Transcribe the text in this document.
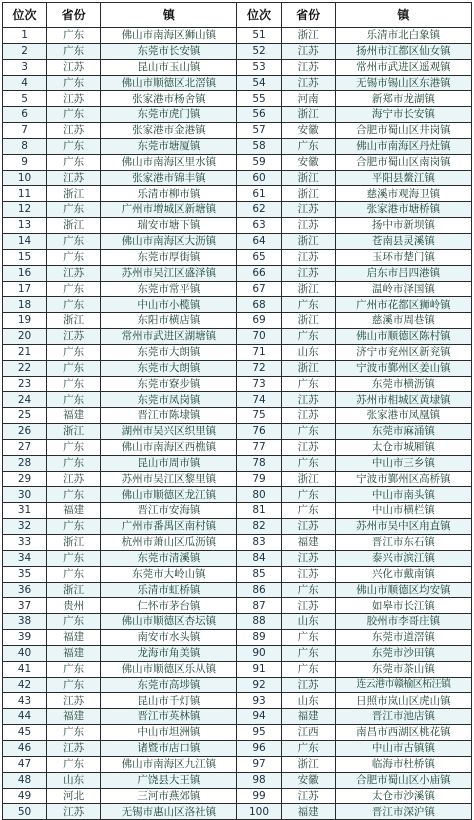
位次	省份	镇	位次	省份	镇
1	广东	佛山市南海区狮山镇	51	浙江	乐清市北白象镇
2	广东	东莞市长安镇	52	江苏	扬州市江都区仙女镇
3	江苏	昆山市玉山镇	53	江苏	常州市武进区遥观镇
4	广东	佛山市顺德区北滘镇	54	江苏	无锡市锡山区东港镇
5	江苏	张家港市杨舍镇	55	河南	新郑市龙湖镇
6	广东	东莞市虎门镇	56	浙江	海宁市长安镇
7	江苏	张家港市金港镇	57	安徽	合肥市蜀山区井岗镇
8	广东	东莞市塘厦镇	58	广东	佛山市南海区丹灶镇
9	广东	佛山市南海区里水镇	59	安徽	合肥市蜀山区南岗镇
10	江苏	张家港市锦丰镇	60	浙江	平阳县鳌江镇
11	浙江	乐清市柳市镇	61	浙江	慈溪市观海卫镇
12	广东	广州市增城区新塘镇	62	江苏	张家港市塘桥镇
13	浙江	瑞安市塘下镇	63	江苏	扬中市新坝镇
14	广东	佛山市南海区大沥镇	64	浙江	苍南县灵溪镇
15	广东	东莞市厚街镇	65	江苏	玉环市楚门镇
16	江苏	苏州市吴江区盛泽镇	66	江苏	启东市吕四港镇
17	广东	东莞市常平镇	67	浙江	温岭市泽国镇
18	广东	中山市小榄镇	68	广东	广州市花都区狮岭镇
19	浙江	东阳市横店镇	69	浙江	慈溪市周巷镇
20	江苏	常州市武进区湖塘镇	70	广东	佛山市顺德区陈村镇
21	广东	东莞市大朗镇	71	山东	济宁市兖州区新兖镇
22	广东	东莞市大朗镇	72	浙江	宁波市鄞州区姜山镇
23	广东	东莞市寮步镇	73	广东	东莞市横沥镇
24	广东	东莞市凤岗镇	74	江苏	苏州市相城区黄埭镇
25	福建	晋江市陈埭镇	75	江苏	张家港市凤凰镇
26	浙江	湖州市吴兴区织里镇	76	广东	东莞市麻涌镇
27	广东	佛山市南海区西樵镇	77	江苏	太仓市城厢镇
28	广东	昆山市周市镇	78	广东	中山市三乡镇
29	江苏	苏州市吴江区黎里镇	79	浙江	宁波市鄞州区高桥镇
30	广东	佛山市顺德区龙江镇	80	广东	中山市南头镇
31	福建	晋江市安海镇	81	广东	中山市横栏镇
32	广东	广州市番禺区南村镇	82	江苏	苏州市吴中区甪直镇
33	浙江	杭州市萧山区瓜沥镇	83	福建	晋江市东石镇
34	广东	东莞市清溪镇	84	江苏	泰兴市滨江镇
35	广东	东莞市大岭山镇	85	江苏	兴化市戴南镇
36	浙江	乐清市虹桥镇	86	广东	佛山市顺德区均安镇
37	贵州	仁怀市茅台镇	87	江苏	如皋市长江镇
38	广东	佛山市顺德区杏坛镇	88	山东	胶州市李哥庄镇
39	福建	南安市水头镇	89	广东	东莞市道滘镇
40	福建	龙海市角美镇	90	广东	东莞市沙田镇
41	广东	佛山市顺德区乐从镇	91	广东	东莞市茶山镇
42	广东	东莞市高埗镇	92	江苏	连云港市赣榆区柘汪镇
43	江苏	昆山市千灯镇	93	山东	日照市岚山区虎山镇
44	福建	晋江市英林镇	94	福建	晋江市池店镇
45	广东	中山市坦洲镇	95	江西	南昌市西湖区桃花镇
46	江苏	诸暨市店口镇	96	广东	中山市古镇镇
47	广东	佛山市南海区九江镇	97	浙江	临海市杜桥镇
48	山东	广饶县大王镇	98	安徽	合肥市蜀山区小庙镇
49	河北	三河市燕郊镇	99	江苏	太仓市沙溪镇
50	江苏	无锡市惠山区洛社镇	100	福建	晋江市深沪镇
···
_To do_
Across the entries, how many lines hold the word "东莞市大朗镇"? Say only the number.

_Response to the task_
2